** START DATA SUPPLIED **

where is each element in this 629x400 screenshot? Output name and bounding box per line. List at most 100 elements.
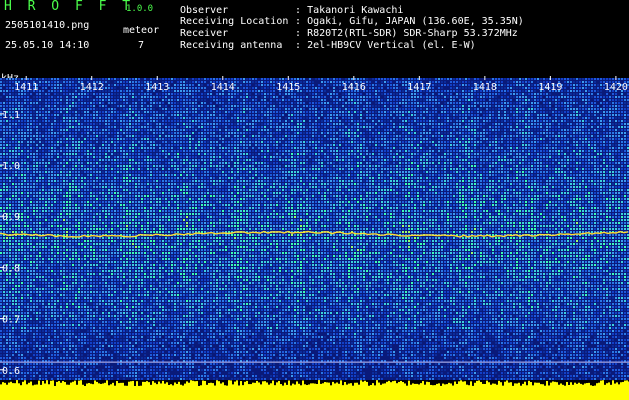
spectrum-pixel xyxy=(108,123,110,125)
spectrum-pixel xyxy=(330,84,332,86)
spectrum-pixel xyxy=(561,129,563,131)
spectrum-pixel xyxy=(228,105,230,107)
spectrum-pixel xyxy=(213,96,215,98)
spectrum-pixel xyxy=(18,78,20,80)
spectrum-pixel xyxy=(159,96,161,98)
spectrum-pixel xyxy=(57,96,59,98)
spectrum-pixel xyxy=(609,78,611,80)
spectrum-pixel xyxy=(606,96,608,98)
spectrum-pixel xyxy=(240,99,242,101)
spectrum-pixel xyxy=(12,102,14,104)
spectrum-pixel xyxy=(312,84,314,86)
spectrum-pixel xyxy=(408,123,410,125)
spectrum-pixel xyxy=(483,135,485,137)
spectrum-pixel xyxy=(552,135,554,137)
spectrum-pixel xyxy=(273,123,275,125)
spectrum-pixel xyxy=(63,84,65,86)
spectrum-pixel xyxy=(159,141,161,143)
spectrum-pixel xyxy=(183,147,185,149)
spectrum-pixel xyxy=(33,78,35,80)
spectrum-pixel xyxy=(237,111,239,113)
spectrum-pixel xyxy=(33,129,35,131)
spectrum-pixel xyxy=(69,135,71,137)
spectrum-pixel xyxy=(138,132,140,134)
spectrum-pixel xyxy=(180,96,182,98)
spectrum-pixel xyxy=(75,111,77,113)
spectrum-pixel xyxy=(573,78,575,80)
spectrum-pixel xyxy=(360,114,362,116)
spectrum-pixel xyxy=(531,81,533,83)
spectrum-pixel xyxy=(564,138,566,140)
spectrum-pixel xyxy=(486,135,488,137)
spectrum-pixel xyxy=(486,132,488,134)
spectrum-pixel xyxy=(495,144,497,146)
spectrum-pixel xyxy=(6,138,8,140)
spectrum-pixel xyxy=(555,135,557,137)
spectrum-pixel xyxy=(126,129,128,131)
spectrum-pixel xyxy=(447,123,449,125)
spectrum-pixel xyxy=(135,78,137,80)
spectrum-pixel xyxy=(297,129,299,131)
spectrum-pixel xyxy=(510,93,512,95)
spectrum-pixel xyxy=(378,141,380,143)
spectrum-pixel xyxy=(621,96,623,98)
spectrum-pixel xyxy=(525,111,527,113)
spectrum-pixel xyxy=(471,96,473,98)
spectrum-pixel xyxy=(501,126,503,128)
spectrum-pixel xyxy=(297,141,299,143)
spectrum-pixel xyxy=(48,123,50,125)
spectrum-pixel xyxy=(519,135,521,137)
spectrum-pixel xyxy=(147,114,149,116)
spectrum-pixel xyxy=(369,114,371,116)
spectrum-pixel xyxy=(330,141,332,143)
spectrum-pixel xyxy=(54,129,56,131)
spectrum-pixel xyxy=(117,105,119,107)
spectrum-pixel xyxy=(570,90,572,92)
spectrum-pixel xyxy=(147,93,149,95)
spectrum-pixel xyxy=(579,96,581,98)
spectrum-pixel xyxy=(135,123,137,125)
spectrum-pixel xyxy=(156,99,158,101)
spectrum-pixel xyxy=(72,111,74,113)
spectrum-pixel xyxy=(312,138,314,140)
spectrum-pixel xyxy=(300,78,302,80)
spectrum-pixel xyxy=(486,120,488,122)
spectrum-pixel xyxy=(441,114,443,116)
spectrum-pixel xyxy=(75,108,77,110)
spectrum-pixel xyxy=(111,129,113,131)
spectrum-pixel xyxy=(24,111,26,113)
spectrum-pixel xyxy=(372,147,374,149)
spectrum-pixel xyxy=(339,111,341,113)
spectrum-pixel xyxy=(66,111,68,113)
spectrum-pixel xyxy=(312,90,314,92)
spectrum-pixel xyxy=(576,87,578,89)
spectrum-pixel xyxy=(483,147,485,149)
spectrum-pixel xyxy=(108,87,110,89)
spectrum-pixel xyxy=(237,84,239,86)
spectrum-pixel xyxy=(543,120,545,122)
spectrum-pixel xyxy=(330,78,332,80)
spectrum-pixel xyxy=(366,144,368,146)
spectrum-pixel xyxy=(501,138,503,140)
spectrum-pixel xyxy=(345,102,347,104)
spectrum-pixel xyxy=(24,147,26,149)
spectrum-pixel xyxy=(444,108,446,110)
spectrum-pixel xyxy=(552,123,554,125)
spectrum-pixel xyxy=(57,84,59,86)
spectrum-pixel xyxy=(438,135,440,137)
spectrum-pixel xyxy=(273,99,275,101)
spectrum-pixel xyxy=(543,138,545,140)
spectrum-pixel xyxy=(186,81,188,83)
spectrum-pixel xyxy=(522,81,524,83)
spectrum-pixel xyxy=(165,105,167,107)
spectrum-pixel xyxy=(249,111,251,113)
spectrum-pixel xyxy=(321,138,323,140)
spectrum-pixel xyxy=(186,90,188,92)
spectrum-pixel xyxy=(111,96,113,98)
spectrum-pixel xyxy=(411,123,413,125)
spectrum-pixel xyxy=(249,93,251,95)
spectrum-pixel xyxy=(525,141,527,143)
spectrum-pixel xyxy=(405,123,407,125)
spectrum-pixel xyxy=(465,78,467,80)
spectrum-pixel xyxy=(477,111,479,113)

** END DATA SUPPLIED **

■ EXERCISE DETAILS
Reproduce every line of the data above verbatim, leaving out the picture.

■ RESPONSE TO THIS TASK
where is each element in this 629x400 screenshot? Output name and bounding box per line. List at most 100 elements.
spectrum-pixel xyxy=(108,123,110,125)
spectrum-pixel xyxy=(330,84,332,86)
spectrum-pixel xyxy=(561,129,563,131)
spectrum-pixel xyxy=(228,105,230,107)
spectrum-pixel xyxy=(213,96,215,98)
spectrum-pixel xyxy=(18,78,20,80)
spectrum-pixel xyxy=(159,96,161,98)
spectrum-pixel xyxy=(57,96,59,98)
spectrum-pixel xyxy=(609,78,611,80)
spectrum-pixel xyxy=(606,96,608,98)
spectrum-pixel xyxy=(240,99,242,101)
spectrum-pixel xyxy=(12,102,14,104)
spectrum-pixel xyxy=(312,84,314,86)
spectrum-pixel xyxy=(408,123,410,125)
spectrum-pixel xyxy=(483,135,485,137)
spectrum-pixel xyxy=(552,135,554,137)
spectrum-pixel xyxy=(273,123,275,125)
spectrum-pixel xyxy=(63,84,65,86)
spectrum-pixel xyxy=(159,141,161,143)
spectrum-pixel xyxy=(183,147,185,149)
spectrum-pixel xyxy=(33,78,35,80)
spectrum-pixel xyxy=(237,111,239,113)
spectrum-pixel xyxy=(33,129,35,131)
spectrum-pixel xyxy=(69,135,71,137)
spectrum-pixel xyxy=(138,132,140,134)
spectrum-pixel xyxy=(180,96,182,98)
spectrum-pixel xyxy=(75,111,77,113)
spectrum-pixel xyxy=(573,78,575,80)
spectrum-pixel xyxy=(360,114,362,116)
spectrum-pixel xyxy=(531,81,533,83)
spectrum-pixel xyxy=(564,138,566,140)
spectrum-pixel xyxy=(486,135,488,137)
spectrum-pixel xyxy=(486,132,488,134)
spectrum-pixel xyxy=(495,144,497,146)
spectrum-pixel xyxy=(6,138,8,140)
spectrum-pixel xyxy=(555,135,557,137)
spectrum-pixel xyxy=(126,129,128,131)
spectrum-pixel xyxy=(447,123,449,125)
spectrum-pixel xyxy=(135,78,137,80)
spectrum-pixel xyxy=(297,129,299,131)
spectrum-pixel xyxy=(510,93,512,95)
spectrum-pixel xyxy=(378,141,380,143)
spectrum-pixel xyxy=(621,96,623,98)
spectrum-pixel xyxy=(525,111,527,113)
spectrum-pixel xyxy=(471,96,473,98)
spectrum-pixel xyxy=(501,126,503,128)
spectrum-pixel xyxy=(297,141,299,143)
spectrum-pixel xyxy=(48,123,50,125)
spectrum-pixel xyxy=(519,135,521,137)
spectrum-pixel xyxy=(147,114,149,116)
spectrum-pixel xyxy=(369,114,371,116)
spectrum-pixel xyxy=(330,141,332,143)
spectrum-pixel xyxy=(54,129,56,131)
spectrum-pixel xyxy=(117,105,119,107)
spectrum-pixel xyxy=(570,90,572,92)
spectrum-pixel xyxy=(147,93,149,95)
spectrum-pixel xyxy=(579,96,581,98)
spectrum-pixel xyxy=(135,123,137,125)
spectrum-pixel xyxy=(156,99,158,101)
spectrum-pixel xyxy=(72,111,74,113)
spectrum-pixel xyxy=(312,138,314,140)
spectrum-pixel xyxy=(300,78,302,80)
spectrum-pixel xyxy=(486,120,488,122)
spectrum-pixel xyxy=(441,114,443,116)
spectrum-pixel xyxy=(75,108,77,110)
spectrum-pixel xyxy=(111,129,113,131)
spectrum-pixel xyxy=(24,111,26,113)
spectrum-pixel xyxy=(372,147,374,149)
spectrum-pixel xyxy=(339,111,341,113)
spectrum-pixel xyxy=(66,111,68,113)
spectrum-pixel xyxy=(312,90,314,92)
spectrum-pixel xyxy=(576,87,578,89)
spectrum-pixel xyxy=(483,147,485,149)
spectrum-pixel xyxy=(108,87,110,89)
spectrum-pixel xyxy=(237,84,239,86)
spectrum-pixel xyxy=(543,120,545,122)
spectrum-pixel xyxy=(330,78,332,80)
spectrum-pixel xyxy=(366,144,368,146)
spectrum-pixel xyxy=(501,138,503,140)
spectrum-pixel xyxy=(345,102,347,104)
spectrum-pixel xyxy=(24,147,26,149)
spectrum-pixel xyxy=(444,108,446,110)
spectrum-pixel xyxy=(552,123,554,125)
spectrum-pixel xyxy=(57,84,59,86)
spectrum-pixel xyxy=(438,135,440,137)
spectrum-pixel xyxy=(273,99,275,101)
spectrum-pixel xyxy=(543,138,545,140)
spectrum-pixel xyxy=(186,81,188,83)
spectrum-pixel xyxy=(522,81,524,83)
spectrum-pixel xyxy=(165,105,167,107)
spectrum-pixel xyxy=(249,111,251,113)
spectrum-pixel xyxy=(321,138,323,140)
spectrum-pixel xyxy=(186,90,188,92)
spectrum-pixel xyxy=(111,96,113,98)
spectrum-pixel xyxy=(411,123,413,125)
spectrum-pixel xyxy=(249,93,251,95)
spectrum-pixel xyxy=(525,141,527,143)
spectrum-pixel xyxy=(405,123,407,125)
spectrum-pixel xyxy=(465,78,467,80)
spectrum-pixel xyxy=(477,111,479,113)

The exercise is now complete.